Aim of the task: Find each line with "المؤمن" and copy it.

Data entries:

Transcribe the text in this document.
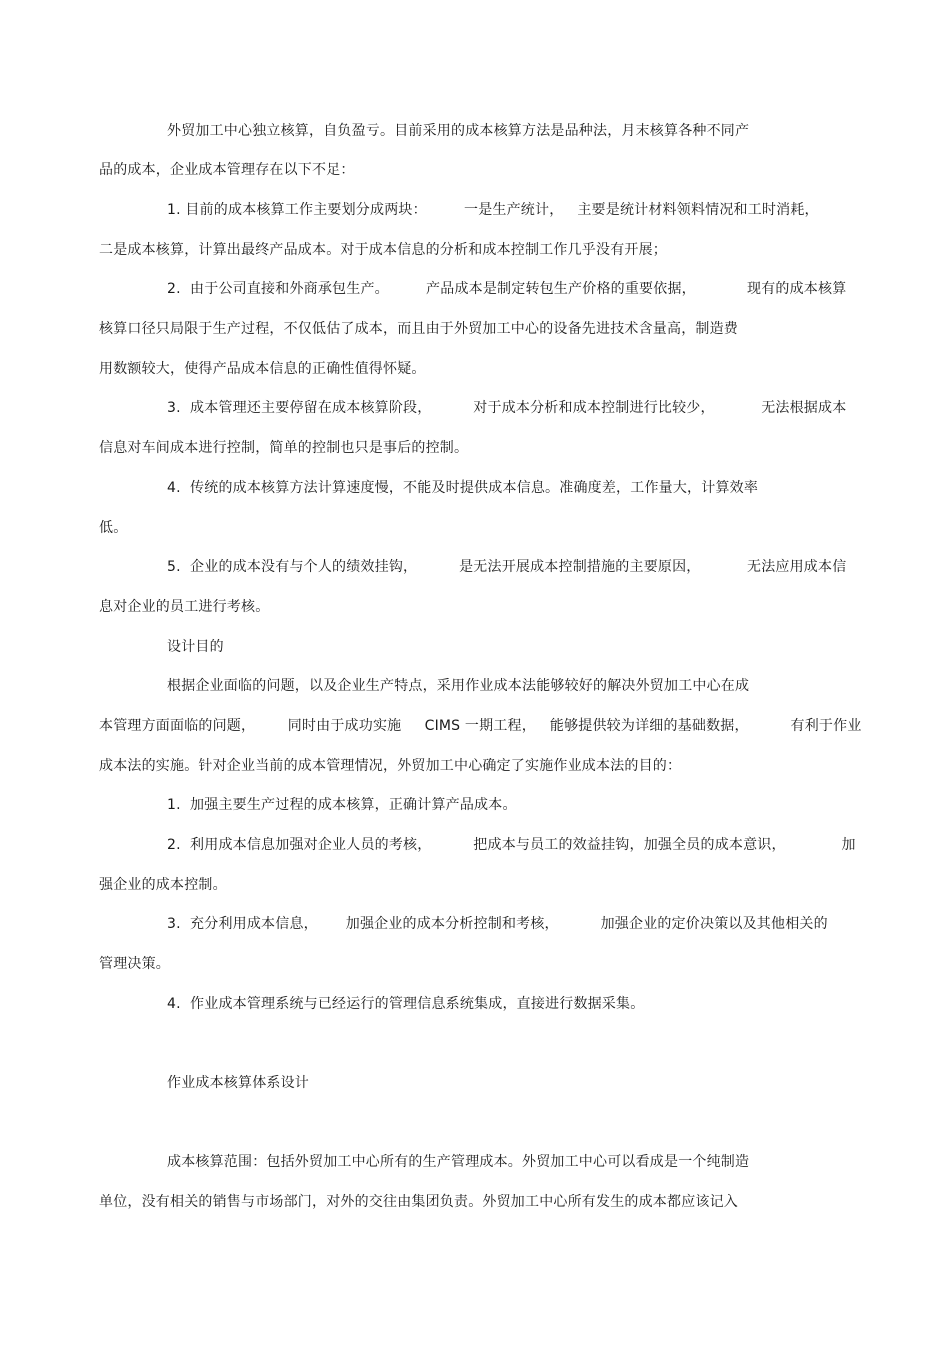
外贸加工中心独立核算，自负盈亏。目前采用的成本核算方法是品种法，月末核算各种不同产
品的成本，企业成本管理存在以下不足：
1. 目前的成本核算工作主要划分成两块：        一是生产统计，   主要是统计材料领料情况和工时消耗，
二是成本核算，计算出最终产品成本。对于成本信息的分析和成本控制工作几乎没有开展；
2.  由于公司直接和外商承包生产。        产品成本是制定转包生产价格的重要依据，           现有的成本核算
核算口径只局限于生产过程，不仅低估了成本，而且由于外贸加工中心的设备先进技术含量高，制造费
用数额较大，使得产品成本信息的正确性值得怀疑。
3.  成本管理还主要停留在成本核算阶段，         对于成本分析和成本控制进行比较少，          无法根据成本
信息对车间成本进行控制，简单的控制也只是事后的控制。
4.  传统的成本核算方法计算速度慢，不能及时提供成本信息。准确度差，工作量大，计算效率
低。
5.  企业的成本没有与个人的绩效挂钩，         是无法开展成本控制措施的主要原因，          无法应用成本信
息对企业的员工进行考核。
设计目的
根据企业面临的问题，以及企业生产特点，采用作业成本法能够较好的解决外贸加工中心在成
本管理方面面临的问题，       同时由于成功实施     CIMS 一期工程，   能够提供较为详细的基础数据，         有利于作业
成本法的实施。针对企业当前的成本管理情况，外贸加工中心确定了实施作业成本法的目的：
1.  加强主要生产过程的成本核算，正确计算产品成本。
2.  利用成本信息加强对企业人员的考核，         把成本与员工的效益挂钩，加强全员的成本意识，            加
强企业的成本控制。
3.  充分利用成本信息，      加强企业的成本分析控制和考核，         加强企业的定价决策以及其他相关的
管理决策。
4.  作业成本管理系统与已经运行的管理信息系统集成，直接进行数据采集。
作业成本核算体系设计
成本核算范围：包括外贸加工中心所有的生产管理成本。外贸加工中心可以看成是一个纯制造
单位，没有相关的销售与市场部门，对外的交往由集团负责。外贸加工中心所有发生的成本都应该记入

--

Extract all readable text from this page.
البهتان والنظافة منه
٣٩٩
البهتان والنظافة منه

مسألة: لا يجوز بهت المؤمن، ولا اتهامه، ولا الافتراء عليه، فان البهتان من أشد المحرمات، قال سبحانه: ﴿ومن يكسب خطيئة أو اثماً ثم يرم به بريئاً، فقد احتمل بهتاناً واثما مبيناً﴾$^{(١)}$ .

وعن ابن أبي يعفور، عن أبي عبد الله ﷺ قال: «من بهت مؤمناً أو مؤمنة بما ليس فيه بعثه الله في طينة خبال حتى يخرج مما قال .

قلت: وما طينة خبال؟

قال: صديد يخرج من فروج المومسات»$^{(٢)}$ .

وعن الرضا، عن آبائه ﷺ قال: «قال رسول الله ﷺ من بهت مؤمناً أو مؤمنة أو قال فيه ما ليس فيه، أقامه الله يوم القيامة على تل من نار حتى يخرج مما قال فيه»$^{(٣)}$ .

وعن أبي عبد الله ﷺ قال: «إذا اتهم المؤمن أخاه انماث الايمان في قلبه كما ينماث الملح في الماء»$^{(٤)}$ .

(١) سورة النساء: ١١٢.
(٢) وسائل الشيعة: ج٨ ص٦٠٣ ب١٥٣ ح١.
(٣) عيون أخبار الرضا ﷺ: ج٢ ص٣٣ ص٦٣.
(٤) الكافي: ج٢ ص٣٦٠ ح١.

Exercise output:
مسألة: لا يجوز بهت المؤمن، ولا اتهامه، ولا الافتراء عليه، فان البهتان من أشد المحرمات، قال سبحانه: ﴿ومن يكسب خطيئة أو اثماً ثم يرم به بريئاً، فقد احتمل بهتاناً واثما مبيناً﴾$^{(١)}$ .
وعن أبي عبد الله ﷺ قال: «إذا اتهم المؤمن أخاه انماث الايمان في قلبه كما ينماث الملح في الماء»$^{(٤)}$ .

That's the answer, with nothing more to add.